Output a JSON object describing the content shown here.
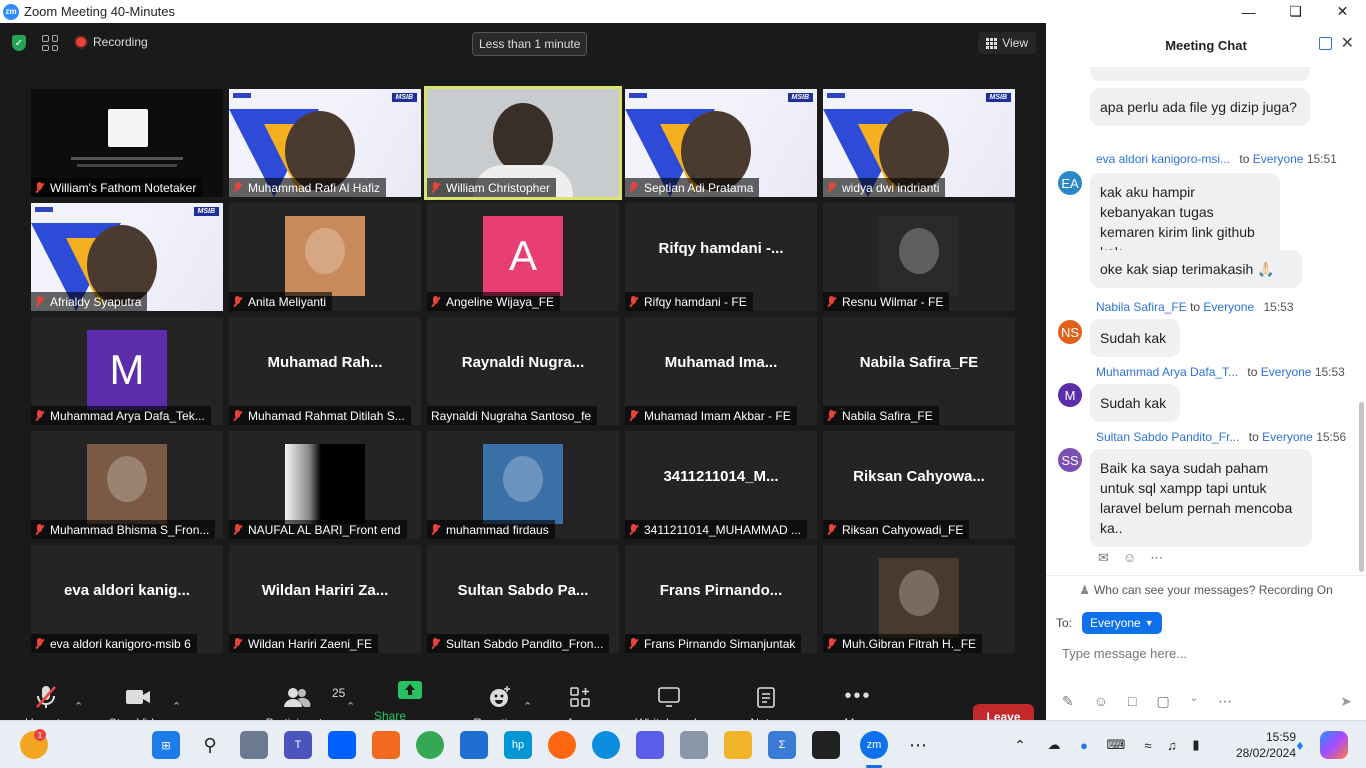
{
  "window": {
    "title": "Zoom Meeting 40-Minutes",
    "logo": "zm"
  },
  "topbar": {
    "recording": "Recording",
    "timer": "Less than 1 minute",
    "view": "View"
  },
  "tiles": [
    {
      "name": "William's Fathom Notetaker",
      "kind": "screen"
    },
    {
      "name": "Muhammad Rafi Al Hafiz",
      "kind": "msib"
    },
    {
      "name": "William Christopher",
      "kind": "video",
      "active": true
    },
    {
      "name": "Septian Adi Pratama",
      "kind": "msib"
    },
    {
      "name": "widya dwi indrianti",
      "kind": "msib"
    },
    {
      "name": "Afrialdy Syaputra",
      "kind": "msib"
    },
    {
      "name": "Anita Meliyanti",
      "kind": "photo",
      "color": "#c88a5a"
    },
    {
      "name": "Angeline Wijaya_FE",
      "kind": "letter",
      "letter": "A",
      "color": "#e83e73"
    },
    {
      "name": "Rifqy hamdani - FE",
      "kind": "text",
      "big": "Rifqy  hamdani  -..."
    },
    {
      "name": "Resnu Wilmar - FE",
      "kind": "photo",
      "color": "#2a2a2a"
    },
    {
      "name": "Muhammad Arya Dafa_Tek...",
      "kind": "letter",
      "letter": "M",
      "color": "#5b2dab"
    },
    {
      "name": "Muhamad Rahmat Ditilah S...",
      "kind": "text",
      "big": "Muhamad  Rah..."
    },
    {
      "name": "Raynaldi Nugraha Santoso_fe",
      "kind": "text",
      "big": "Raynaldi  Nugra...",
      "nomic": true
    },
    {
      "name": "Muhamad Imam Akbar - FE",
      "kind": "text",
      "big": "Muhamad  Ima..."
    },
    {
      "name": "Nabila Safira_FE",
      "kind": "text",
      "big": "Nabila Safira_FE"
    },
    {
      "name": "Muhammad Bhisma S_Fron...",
      "kind": "photo",
      "color": "#7a5a44"
    },
    {
      "name": "NAUFAL AL BARI_Front end",
      "kind": "gradient"
    },
    {
      "name": "muhammad firdaus",
      "kind": "photo",
      "color": "#3b6fa8"
    },
    {
      "name": "3411211014_MUHAMMAD ...",
      "kind": "text",
      "big": "3411211014_M..."
    },
    {
      "name": "Riksan Cahyowadi_FE",
      "kind": "text",
      "big": "Riksan  Cahyowa..."
    },
    {
      "name": "eva aldori kanigoro-msib 6",
      "kind": "text",
      "big": "eva  aldori  kanig..."
    },
    {
      "name": "Wildan Hariri Zaeni_FE",
      "kind": "text",
      "big": "Wildan  Hariri  Za..."
    },
    {
      "name": "Sultan Sabdo Pandito_Fron...",
      "kind": "text",
      "big": "Sultan  Sabdo  Pa..."
    },
    {
      "name": "Frans Pirnando Simanjuntak",
      "kind": "text",
      "big": "Frans  Pirnando..."
    },
    {
      "name": "Muh.Gibran Fitrah H._FE",
      "kind": "photo",
      "color": "#4a3a2e"
    }
  ],
  "toolbar": {
    "unmute": "Unmute",
    "stop_video": "Stop Video",
    "participants": "Participants",
    "participants_count": "25",
    "share": "Share Screen",
    "reactions": "Reactions",
    "apps": "Apps",
    "whiteboards": "Whiteboards",
    "notes": "Notes",
    "more": "More",
    "leave": "Leave"
  },
  "chat": {
    "title": "Meeting Chat",
    "messages": [
      {
        "text": "apa perlu ada file yg dizip juga?"
      },
      {
        "sender": "eva aldori kanigoro-msi...",
        "to": "to",
        "target": "Everyone",
        "time": "15:51",
        "initials": "EA",
        "color": "#2a88c9",
        "text": "kak aku hampir kebanyakan tugas kemaren kirim link github kak"
      },
      {
        "text": "oke kak siap terimakasih 🙏🏻"
      },
      {
        "sender": "Nabila Safira_FE",
        "to": "to",
        "target": "Everyone",
        "time": "15:53",
        "initials": "NS",
        "color": "#e0611c",
        "text": "Sudah kak"
      },
      {
        "sender": "Muhammad Arya Dafa_T...",
        "to": "to",
        "target": "Everyone",
        "time": "15:53",
        "initials": "M",
        "color": "#5b2dab",
        "text": "Sudah kak"
      },
      {
        "sender": "Sultan Sabdo Pandito_Fr...",
        "to": "to",
        "target": "Everyone",
        "time": "15:56",
        "initials": "SS",
        "color": "#7b4fb3",
        "text": "Baik ka saya sudah paham untuk sql xampp tapi untuk laravel belum pernah mencoba ka.."
      }
    ],
    "who_can_see": "Who can see your messages? Recording On",
    "to_label": "To:",
    "recipient": "Everyone",
    "placeholder": "Type message here..."
  },
  "taskbar": {
    "time": "15:59",
    "date": "28/02/2024",
    "notif_count": "1"
  }
}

Stated exercise:
Give the entries again word for word, but skip the pictures.

Exercise solution:
Output a JSON object describing the content shown here.
{
  "window": {
    "title": "Zoom Meeting 40-Minutes",
    "logo": "zm"
  },
  "topbar": {
    "recording": "Recording",
    "timer": "Less than 1 minute",
    "view": "View"
  },
  "tiles": [
    {
      "name": "William's Fathom Notetaker",
      "kind": "screen"
    },
    {
      "name": "Muhammad Rafi Al Hafiz",
      "kind": "msib"
    },
    {
      "name": "William Christopher",
      "kind": "video",
      "active": true
    },
    {
      "name": "Septian Adi Pratama",
      "kind": "msib"
    },
    {
      "name": "widya dwi indrianti",
      "kind": "msib"
    },
    {
      "name": "Afrialdy Syaputra",
      "kind": "msib"
    },
    {
      "name": "Anita Meliyanti",
      "kind": "photo",
      "color": "#c88a5a"
    },
    {
      "name": "Angeline Wijaya_FE",
      "kind": "letter",
      "letter": "A",
      "color": "#e83e73"
    },
    {
      "name": "Rifqy hamdani - FE",
      "kind": "text",
      "big": "Rifqy  hamdani  -..."
    },
    {
      "name": "Resnu Wilmar - FE",
      "kind": "photo",
      "color": "#2a2a2a"
    },
    {
      "name": "Muhammad Arya Dafa_Tek...",
      "kind": "letter",
      "letter": "M",
      "color": "#5b2dab"
    },
    {
      "name": "Muhamad Rahmat Ditilah S...",
      "kind": "text",
      "big": "Muhamad  Rah..."
    },
    {
      "name": "Raynaldi Nugraha Santoso_fe",
      "kind": "text",
      "big": "Raynaldi  Nugra...",
      "nomic": true
    },
    {
      "name": "Muhamad Imam Akbar - FE",
      "kind": "text",
      "big": "Muhamad  Ima..."
    },
    {
      "name": "Nabila Safira_FE",
      "kind": "text",
      "big": "Nabila Safira_FE"
    },
    {
      "name": "Muhammad Bhisma S_Fron...",
      "kind": "photo",
      "color": "#7a5a44"
    },
    {
      "name": "NAUFAL AL BARI_Front end",
      "kind": "gradient"
    },
    {
      "name": "muhammad firdaus",
      "kind": "photo",
      "color": "#3b6fa8"
    },
    {
      "name": "3411211014_MUHAMMAD ...",
      "kind": "text",
      "big": "3411211014_M..."
    },
    {
      "name": "Riksan Cahyowadi_FE",
      "kind": "text",
      "big": "Riksan  Cahyowa..."
    },
    {
      "name": "eva aldori kanigoro-msib 6",
      "kind": "text",
      "big": "eva  aldori  kanig..."
    },
    {
      "name": "Wildan Hariri Zaeni_FE",
      "kind": "text",
      "big": "Wildan  Hariri  Za..."
    },
    {
      "name": "Sultan Sabdo Pandito_Fron...",
      "kind": "text",
      "big": "Sultan  Sabdo  Pa..."
    },
    {
      "name": "Frans Pirnando Simanjuntak",
      "kind": "text",
      "big": "Frans  Pirnando..."
    },
    {
      "name": "Muh.Gibran Fitrah H._FE",
      "kind": "photo",
      "color": "#4a3a2e"
    }
  ],
  "toolbar": {
    "unmute": "Unmute",
    "stop_video": "Stop Video",
    "participants": "Participants",
    "participants_count": "25",
    "share": "Share Screen",
    "reactions": "Reactions",
    "apps": "Apps",
    "whiteboards": "Whiteboards",
    "notes": "Notes",
    "more": "More",
    "leave": "Leave"
  },
  "chat": {
    "title": "Meeting Chat",
    "messages": [
      {
        "text": "apa perlu ada file yg dizip juga?"
      },
      {
        "sender": "eva aldori kanigoro-msi...",
        "to": "to",
        "target": "Everyone",
        "time": "15:51",
        "initials": "EA",
        "color": "#2a88c9",
        "text": "kak aku hampir kebanyakan tugas kemaren kirim link github kak"
      },
      {
        "text": "oke kak siap terimakasih 🙏🏻"
      },
      {
        "sender": "Nabila Safira_FE",
        "to": "to",
        "target": "Everyone",
        "time": "15:53",
        "initials": "NS",
        "color": "#e0611c",
        "text": "Sudah kak"
      },
      {
        "sender": "Muhammad Arya Dafa_T...",
        "to": "to",
        "target": "Everyone",
        "time": "15:53",
        "initials": "M",
        "color": "#5b2dab",
        "text": "Sudah kak"
      },
      {
        "sender": "Sultan Sabdo Pandito_Fr...",
        "to": "to",
        "target": "Everyone",
        "time": "15:56",
        "initials": "SS",
        "color": "#7b4fb3",
        "text": "Baik ka saya sudah paham untuk sql xampp tapi untuk laravel belum pernah mencoba ka.."
      }
    ],
    "who_can_see": "Who can see your messages? Recording On",
    "to_label": "To:",
    "recipient": "Everyone",
    "placeholder": "Type message here..."
  },
  "taskbar": {
    "time": "15:59",
    "date": "28/02/2024",
    "notif_count": "1"
  }
}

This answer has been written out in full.